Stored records
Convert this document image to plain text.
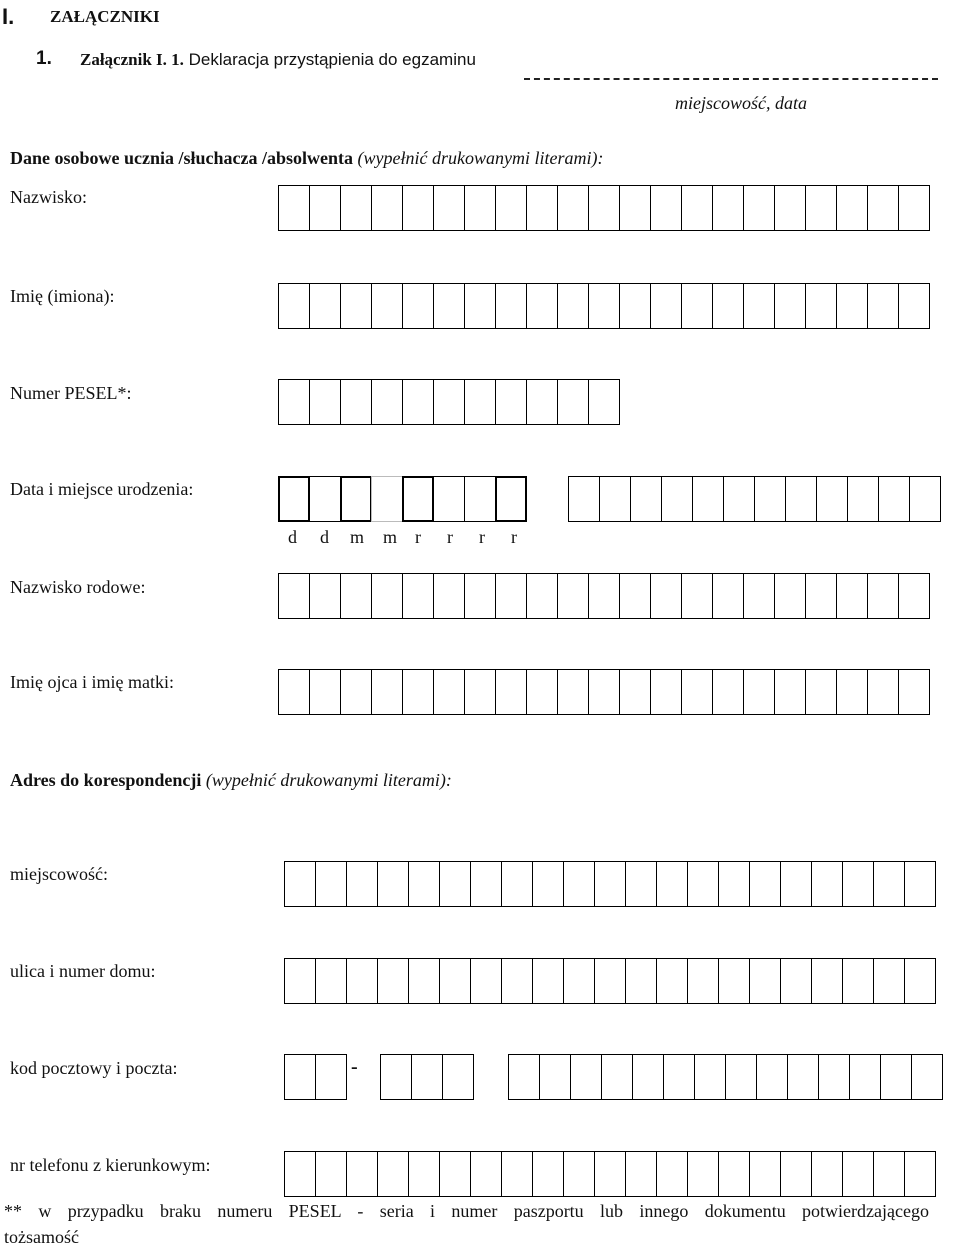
I. ZAŁĄCZNIKI
1. Załącznik I. 1. Deklaracja przystąpienia do egzaminu
miejscowość, data
Dane osobowe ucznia /słuchacza /absolwenta (wypełnić drukowanymi literami):
Nazwisko:
Imię (imiona):
Numer PESEL*:
Data i miejsce urodzenia:
d d m m r r r r
Nazwisko rodowe:
Imię ojca i imię matki:
Adres do korespondencji (wypełnić drukowanymi literami):
miejscowość:
ulica i numer domu:
kod pocztowy i poczta:	-
nr telefonu z kierunkowym:
** w przypadku braku numeru PESEL - seria i numer paszportu lub innego dokumentu potwierdzającego
tożsamość
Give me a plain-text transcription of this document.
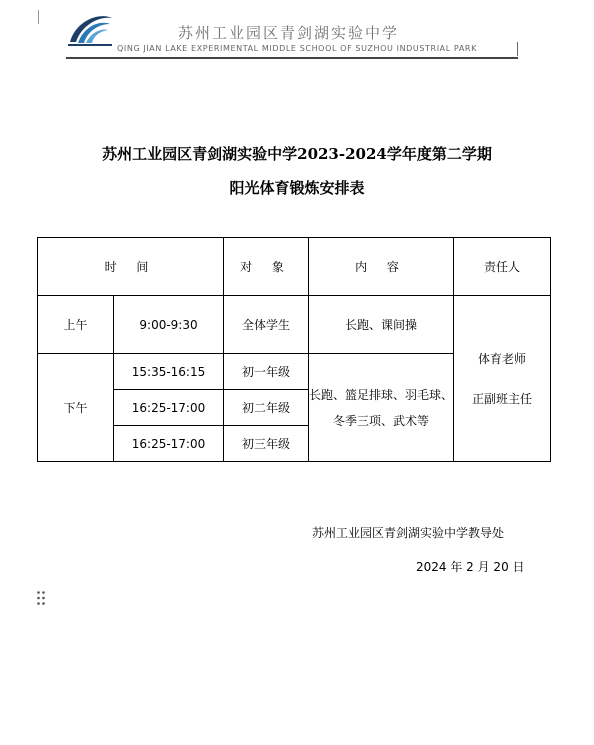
苏州工业园区青剑湖实验中学
QING JIAN LAKE EXPERIMENTAL MIDDLE SCHOOL OF SUZHOU INDUSTRIAL PARK
苏州工业园区青剑湖实验中学2023-2024学年度第二学期
阳光体育锻炼安排表
时 间		对 象	内 容	责任人
上午	9:00-9:30	全体学生	长跑、课间操	体育老师
正副班主任

下午	15:35-16:15	初一年级	长跑、篮足排球、羽毛球、冬季三项、武术等	
	16:25-17:00	初二年级		
	16:25-17:00	初三年级		
苏州工业园区青剑湖实验中学教导处
2024 年 2 月 20 日
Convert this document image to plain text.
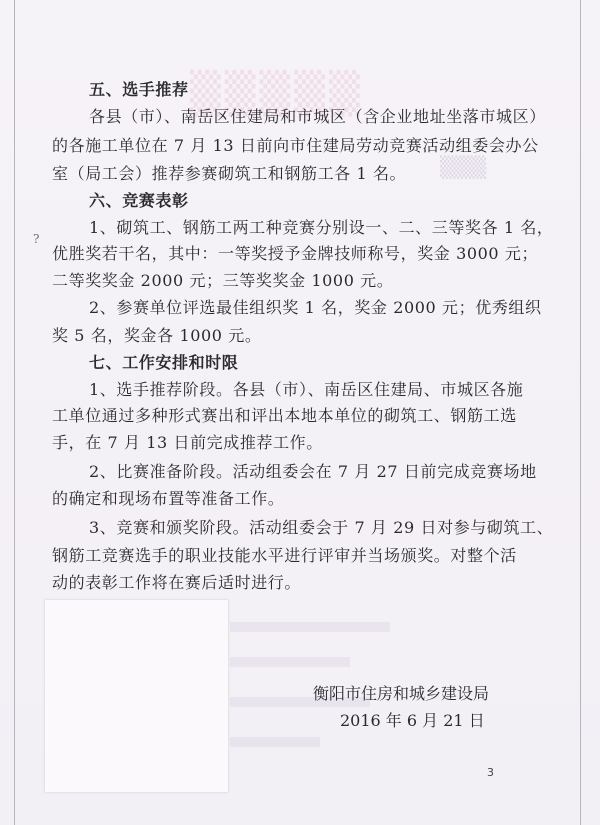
▒▒▒▒▒
▒▒▒
五、选手推荐
各县（市）、南岳区住建局和市城区（含企业地址坐落市城区）
的各施工单位在 7 月 13 日前向市住建局劳动竞赛活动组委会办公
室（局工会）推荐参赛砌筑工和钢筋工各 1 名。
六、竞赛表彰
1、砌筑工、钢筋工两工种竞赛分别设一、二、三等奖各 1 名，
?
优胜奖若干名，其中：一等奖授予金牌技师称号，奖金 3000 元；
二等奖奖金 2000 元；三等奖奖金 1000 元。
2、参赛单位评选最佳组织奖 1 名，奖金 2000 元；优秀组织
奖 5 名，奖金各 1000 元。
七、工作安排和时限
1、选手推荐阶段。各县（市）、南岳区住建局、市城区各施
工单位通过多种形式赛出和评出本地本单位的砌筑工、钢筋工选
手，在 7 月 13 日前完成推荐工作。
2、比赛准备阶段。活动组委会在 7 月 27 日前完成竞赛场地
的确定和现场布置等准备工作。
3、竞赛和颁奖阶段。活动组委会于 7 月 29 日对参与砌筑工、
钢筋工竞赛选手的职业技能水平进行评审并当场颁奖。对整个活
动的表彰工作将在赛后适时进行。
衡阳市住房和城乡建设局
2016 年 6 月 21 日
3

**AIM:**
Transcribe the material as is, with images omitted.

**WRITTEN RESPONSE:**
Convert this document image to plain text.
I. ZAŁĄCZNIKI
1. Załącznik I. 1. Deklaracja przystąpienia do egzaminu
miejscowość, data
Dane osobowe ucznia /słuchacza /absolwenta (wypełnić drukowanymi literami):
Nazwisko:
Imię (imiona):
Numer PESEL*:
Data i miejsce urodzenia:
d d m m r r r r
Nazwisko rodowe:
Imię ojca i imię matki:
Adres do korespondencji (wypełnić drukowanymi literami):
miejscowość:
ulica i numer domu:
kod pocztowy i poczta:	-
nr telefonu z kierunkowym:
** w przypadku braku numeru PESEL - seria i numer paszportu lub innego dokumentu potwierdzającego
tożsamość
Give me a plain-text transcription of this document.
苏州工业园区青剑湖实验中学
QING JIAN LAKE EXPERIMENTAL MIDDLE SCHOOL OF SUZHOU INDUSTRIAL PARK
苏州工业园区青剑湖实验中学2023-2024学年度第二学期
阳光体育锻炼安排表
时 间		对 象	内 容	责任人
上午	9:00-9:30	全体学生	长跑、课间操	体育老师
正副班主任

下午	15:35-16:15	初一年级	长跑、篮足排球、羽毛球、冬季三项、武术等	
	16:25-17:00	初二年级		
	16:25-17:00	初三年级		
苏州工业园区青剑湖实验中学教导处
2024 年 2 月 20 日
Convert this document image to plain text.
▒▒▒▒▒
▒▒▒
五、选手推荐
各县（市）、南岳区住建局和市城区（含企业地址坐落市城区）
的各施工单位在 7 月 13 日前向市住建局劳动竞赛活动组委会办公
室（局工会）推荐参赛砌筑工和钢筋工各 1 名。
六、竞赛表彰
1、砌筑工、钢筋工两工种竞赛分别设一、二、三等奖各 1 名，
?
优胜奖若干名，其中：一等奖授予金牌技师称号，奖金 3000 元；
二等奖奖金 2000 元；三等奖奖金 1000 元。
2、参赛单位评选最佳组织奖 1 名，奖金 2000 元；优秀组织
奖 5 名，奖金各 1000 元。
七、工作安排和时限
1、选手推荐阶段。各县（市）、南岳区住建局、市城区各施
工单位通过多种形式赛出和评出本地本单位的砌筑工、钢筋工选
手，在 7 月 13 日前完成推荐工作。
2、比赛准备阶段。活动组委会在 7 月 27 日前完成竞赛场地
的确定和现场布置等准备工作。
3、竞赛和颁奖阶段。活动组委会于 7 月 29 日对参与砌筑工、
钢筋工竞赛选手的职业技能水平进行评审并当场颁奖。对整个活
动的表彰工作将在赛后适时进行。
衡阳市住房和城乡建设局
2016 年 6 月 21 日
3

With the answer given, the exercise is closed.